Extracts from a graphics dataset:

####

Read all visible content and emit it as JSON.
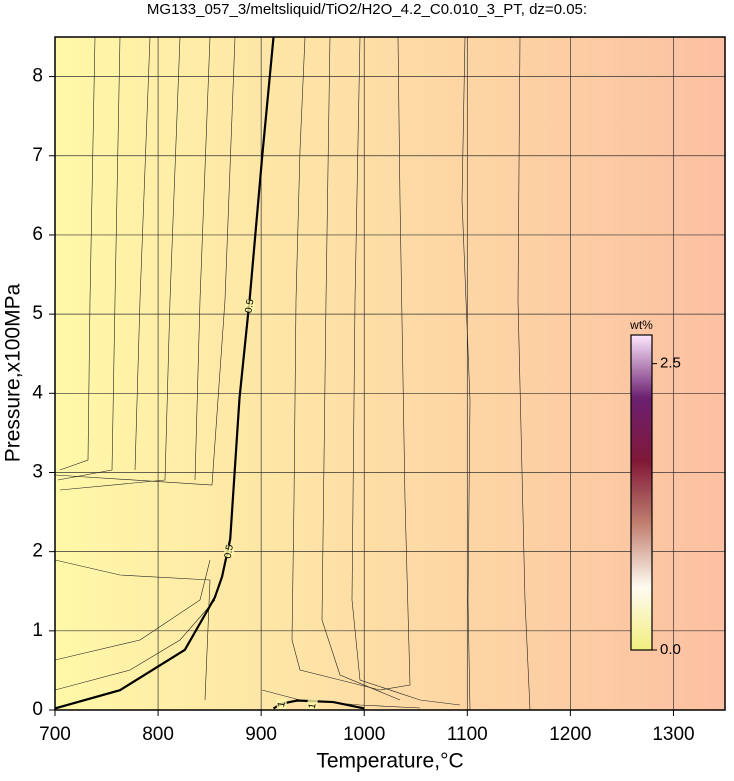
{
  "chart_data": {
    "type": "contour",
    "title": "MG133_057_3/meltsliquid/TiO2/H2O_4.2_C0.010_3_PT, dz=0.05:",
    "x_label": "Temperature,°C",
    "y_label": "Pressure,x100MPa",
    "xlim": [
      700,
      1350
    ],
    "ylim": [
      0,
      8.5
    ],
    "xticks": [
      700,
      800,
      900,
      1000,
      1100,
      1200,
      1300
    ],
    "yticks": [
      0,
      1,
      2,
      3,
      4,
      5,
      6,
      7,
      8
    ],
    "grid": true,
    "background_gradient": [
      "#fff8a8",
      "#fcc0a2"
    ],
    "contours": [
      {
        "level": 0.5,
        "color": "#000000",
        "x": [
          700,
          763,
          826,
          855,
          862,
          870,
          879,
          889,
          901,
          912
        ],
        "y": [
          0.02,
          0.25,
          0.76,
          1.42,
          1.68,
          2.16,
          3.94,
          5.21,
          6.99,
          8.5
        ]
      },
      {
        "level": 1,
        "color": "#000000",
        "x": [
          912,
          920,
          935,
          970,
          1000
        ],
        "y": [
          0.02,
          0.08,
          0.12,
          0.1,
          0.02
        ]
      }
    ],
    "colorbar": {
      "label": "wt%",
      "clim": [
        0,
        2.75
      ],
      "ticks": [
        {
          "value": 0,
          "label": "0.0"
        },
        {
          "value": 2.5,
          "label": "2.5"
        }
      ],
      "colormap": [
        "#f2ee80",
        "#fffaf0",
        "#c08070",
        "#801838",
        "#6a2070",
        "#ffe8ff"
      ]
    }
  }
}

####

**Written request**. Write out every line above exactly as it is, leaving out the pictures.

**Reply**.
Read all visible content and emit it as JSON.
{
  "chart_data": {
    "type": "contour",
    "title": "MG133_057_3/meltsliquid/TiO2/H2O_4.2_C0.010_3_PT, dz=0.05:",
    "x_label": "Temperature,°C",
    "y_label": "Pressure,x100MPa",
    "xlim": [
      700,
      1350
    ],
    "ylim": [
      0,
      8.5
    ],
    "xticks": [
      700,
      800,
      900,
      1000,
      1100,
      1200,
      1300
    ],
    "yticks": [
      0,
      1,
      2,
      3,
      4,
      5,
      6,
      7,
      8
    ],
    "grid": true,
    "background_gradient": [
      "#fff8a8",
      "#fcc0a2"
    ],
    "contours": [
      {
        "level": 0.5,
        "color": "#000000",
        "x": [
          700,
          763,
          826,
          855,
          862,
          870,
          879,
          889,
          901,
          912
        ],
        "y": [
          0.02,
          0.25,
          0.76,
          1.42,
          1.68,
          2.16,
          3.94,
          5.21,
          6.99,
          8.5
        ]
      },
      {
        "level": 1,
        "color": "#000000",
        "x": [
          912,
          920,
          935,
          970,
          1000
        ],
        "y": [
          0.02,
          0.08,
          0.12,
          0.1,
          0.02
        ]
      }
    ],
    "colorbar": {
      "label": "wt%",
      "clim": [
        0,
        2.75
      ],
      "ticks": [
        {
          "value": 0,
          "label": "0.0"
        },
        {
          "value": 2.5,
          "label": "2.5"
        }
      ],
      "colormap": [
        "#f2ee80",
        "#fffaf0",
        "#c08070",
        "#801838",
        "#6a2070",
        "#ffe8ff"
      ]
    }
  }
}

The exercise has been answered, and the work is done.